* START DATA SHOWN *

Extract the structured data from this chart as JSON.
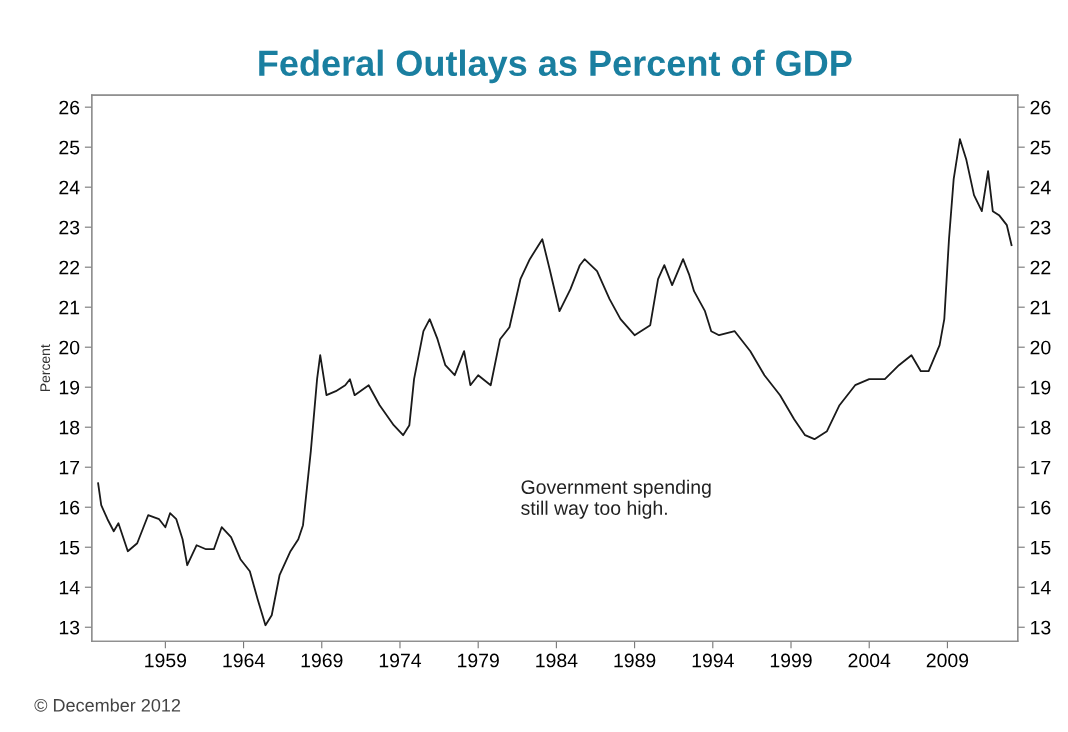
{
  "chart_data": {
    "type": "line",
    "title": "Federal Outlays as Percent of GDP",
    "ylabel": "Percent",
    "annotations": [
      "Government spending\nstill way too high.",
      "© December 2012"
    ],
    "series": [
      {
        "color": "#1a1a1a",
        "x": [
          1954.7,
          1954.9,
          1955.3,
          1955.7,
          1956.0,
          1956.6,
          1957.2,
          1957.6,
          1957.9,
          1958.6,
          1959.0,
          1959.3,
          1959.7,
          1960.1,
          1960.4,
          1961.0,
          1961.6,
          1962.1,
          1962.6,
          1963.2,
          1963.8,
          1964.4,
          1964.9,
          1965.4,
          1965.8,
          1966.3,
          1967.0,
          1967.5,
          1967.8,
          1968.3,
          1968.7,
          1968.9,
          1969.3,
          1969.9,
          1970.5,
          1970.8,
          1971.1,
          1972.0,
          1972.7,
          1973.6,
          1974.2,
          1974.6,
          1974.9,
          1975.5,
          1975.9,
          1976.4,
          1976.9,
          1977.5,
          1978.1,
          1978.5,
          1979.0,
          1979.8,
          1980.4,
          1981.0,
          1981.7,
          1982.3,
          1983.1,
          1983.6,
          1984.2,
          1984.9,
          1985.5,
          1985.8,
          1986.6,
          1987.4,
          1988.1,
          1989.0,
          1990.0,
          1990.5,
          1990.9,
          1991.4,
          1992.1,
          1992.5,
          1992.8,
          1993.5,
          1993.9,
          1994.4,
          1995.4,
          1996.4,
          1997.3,
          1998.3,
          1999.2,
          1999.9,
          2000.5,
          2001.3,
          2002.1,
          2003.1,
          2004.0,
          2005.0,
          2005.9,
          2006.7,
          2007.3,
          2007.8,
          2008.5,
          2008.8,
          2009.1,
          2009.4,
          2009.8,
          2010.2,
          2010.7,
          2011.2,
          2011.6,
          2011.9,
          2012.3,
          2012.8,
          2013.1
        ],
        "values": [
          16.6,
          16.05,
          15.7,
          15.4,
          15.6,
          14.9,
          15.1,
          15.5,
          15.8,
          15.7,
          15.5,
          15.85,
          15.7,
          15.2,
          14.55,
          15.05,
          14.95,
          14.95,
          15.5,
          15.25,
          14.7,
          14.4,
          13.7,
          13.05,
          13.3,
          14.3,
          14.9,
          15.2,
          15.55,
          17.4,
          19.2,
          19.8,
          18.8,
          18.9,
          19.05,
          19.2,
          18.8,
          19.05,
          18.55,
          18.05,
          17.8,
          18.05,
          19.2,
          20.4,
          20.7,
          20.2,
          19.55,
          19.3,
          19.9,
          19.05,
          19.3,
          19.05,
          20.2,
          20.5,
          21.7,
          22.2,
          22.7,
          21.9,
          20.9,
          21.45,
          22.05,
          22.2,
          21.9,
          21.2,
          20.7,
          20.3,
          20.55,
          21.7,
          22.05,
          21.55,
          22.2,
          21.8,
          21.4,
          20.9,
          20.4,
          20.3,
          20.4,
          19.9,
          19.3,
          18.8,
          18.2,
          17.8,
          17.7,
          17.9,
          18.55,
          19.05,
          19.2,
          19.2,
          19.55,
          19.8,
          19.4,
          19.4,
          20.05,
          20.7,
          22.7,
          24.2,
          25.2,
          24.7,
          23.8,
          23.4,
          24.4,
          23.4,
          23.3,
          23.05,
          22.55
        ]
      }
    ],
    "xlim": [
      1954.3,
      2013.5
    ],
    "xticks": [
      1959,
      1964,
      1969,
      1974,
      1979,
      1984,
      1989,
      1994,
      1999,
      2004,
      2009
    ],
    "ylim": [
      12.65,
      26.3
    ],
    "yticks": [
      13,
      14,
      15,
      16,
      17,
      18,
      19,
      20,
      21,
      22,
      23,
      24,
      25,
      26
    ],
    "y2lim": [
      12.65,
      26.3
    ],
    "y2ticks": [
      13,
      14,
      15,
      16,
      17,
      18,
      19,
      20,
      21,
      22,
      23,
      24,
      25,
      26
    ],
    "grid": false,
    "legend": false,
    "line_style": "solid",
    "marker": "none"
  }
}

* END DATA SHOWN *

- **EXERCISE TASK**:
Scan the material and collect every line that contains "Percent".

- **COMPLETED EXERCISE**:
    "title": "Federal Outlays as Percent of GDP",
    "ylabel": "Percent",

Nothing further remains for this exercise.